(Saved entries)
++++++

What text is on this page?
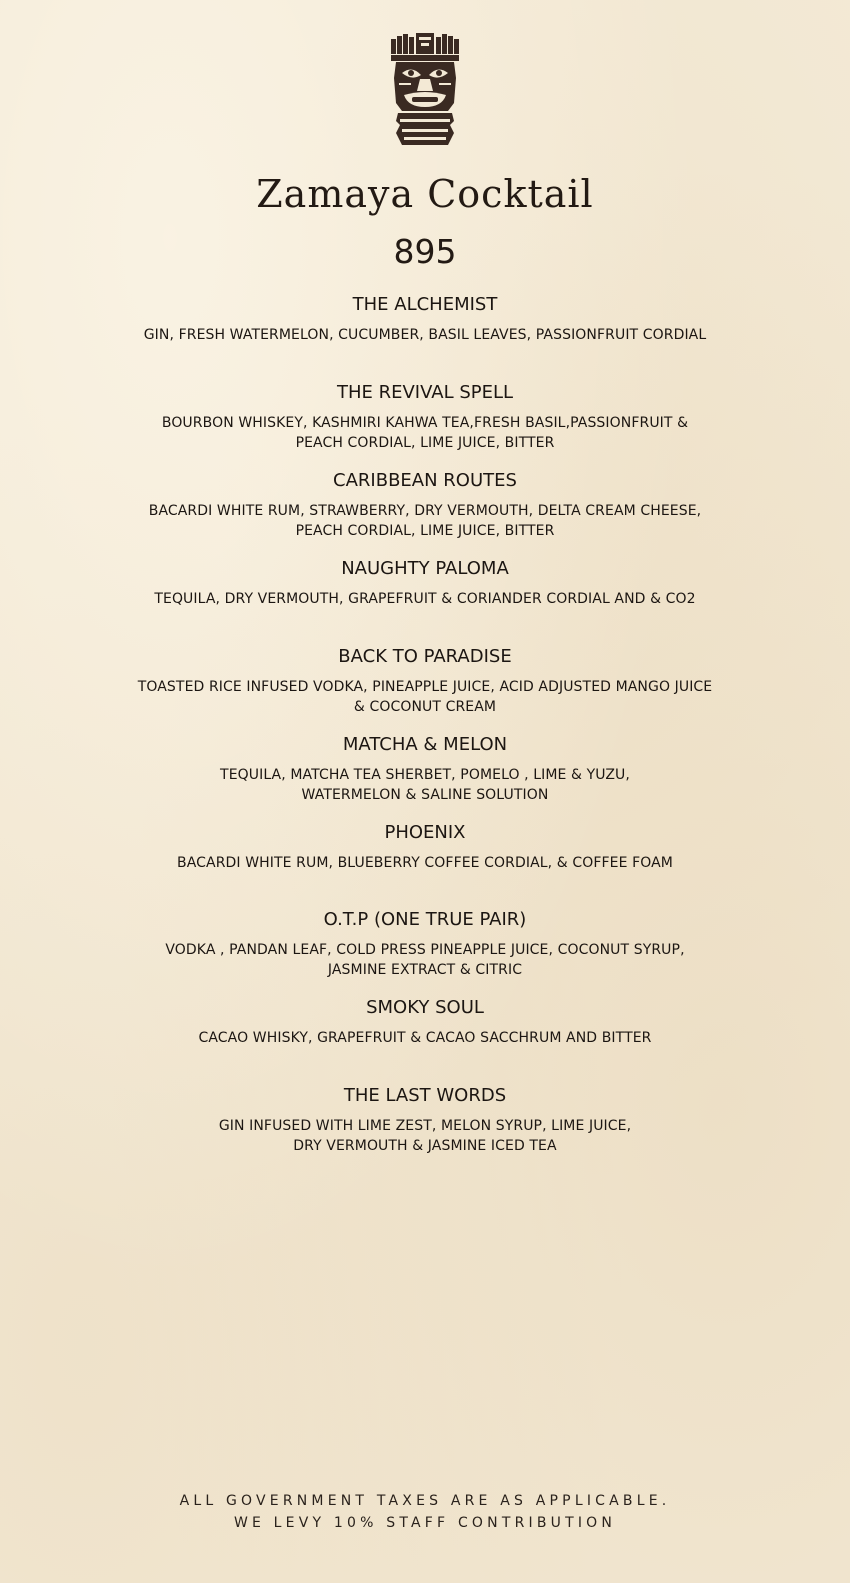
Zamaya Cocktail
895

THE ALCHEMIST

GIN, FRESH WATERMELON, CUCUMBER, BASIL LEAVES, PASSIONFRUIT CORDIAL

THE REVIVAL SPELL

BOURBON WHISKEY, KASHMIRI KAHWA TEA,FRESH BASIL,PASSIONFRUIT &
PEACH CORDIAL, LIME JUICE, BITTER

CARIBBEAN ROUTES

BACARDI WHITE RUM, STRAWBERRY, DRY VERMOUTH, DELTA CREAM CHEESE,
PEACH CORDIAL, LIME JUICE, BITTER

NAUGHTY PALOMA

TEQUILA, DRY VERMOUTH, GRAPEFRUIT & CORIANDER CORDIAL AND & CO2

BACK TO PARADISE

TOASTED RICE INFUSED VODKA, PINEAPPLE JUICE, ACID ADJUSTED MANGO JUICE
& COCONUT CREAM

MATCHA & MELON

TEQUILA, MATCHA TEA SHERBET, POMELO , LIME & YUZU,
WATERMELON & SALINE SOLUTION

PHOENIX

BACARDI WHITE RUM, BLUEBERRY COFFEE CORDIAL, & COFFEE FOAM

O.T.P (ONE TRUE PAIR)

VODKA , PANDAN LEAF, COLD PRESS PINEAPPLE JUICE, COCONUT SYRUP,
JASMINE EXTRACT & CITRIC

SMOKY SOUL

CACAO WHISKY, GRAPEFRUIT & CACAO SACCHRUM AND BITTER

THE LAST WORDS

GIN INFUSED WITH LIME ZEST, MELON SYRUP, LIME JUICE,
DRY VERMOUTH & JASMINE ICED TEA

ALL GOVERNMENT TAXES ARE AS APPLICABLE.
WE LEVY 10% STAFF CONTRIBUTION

++++++

Work to do: Collect the complete line wherever the string "LIME" appears in the records.

The answer:
PEACH CORDIAL, LIME JUICE, BITTER
PEACH CORDIAL, LIME JUICE, BITTER
TEQUILA, MATCHA TEA SHERBET, POMELO , LIME & YUZU,
GIN INFUSED WITH LIME ZEST, MELON SYRUP, LIME JUICE,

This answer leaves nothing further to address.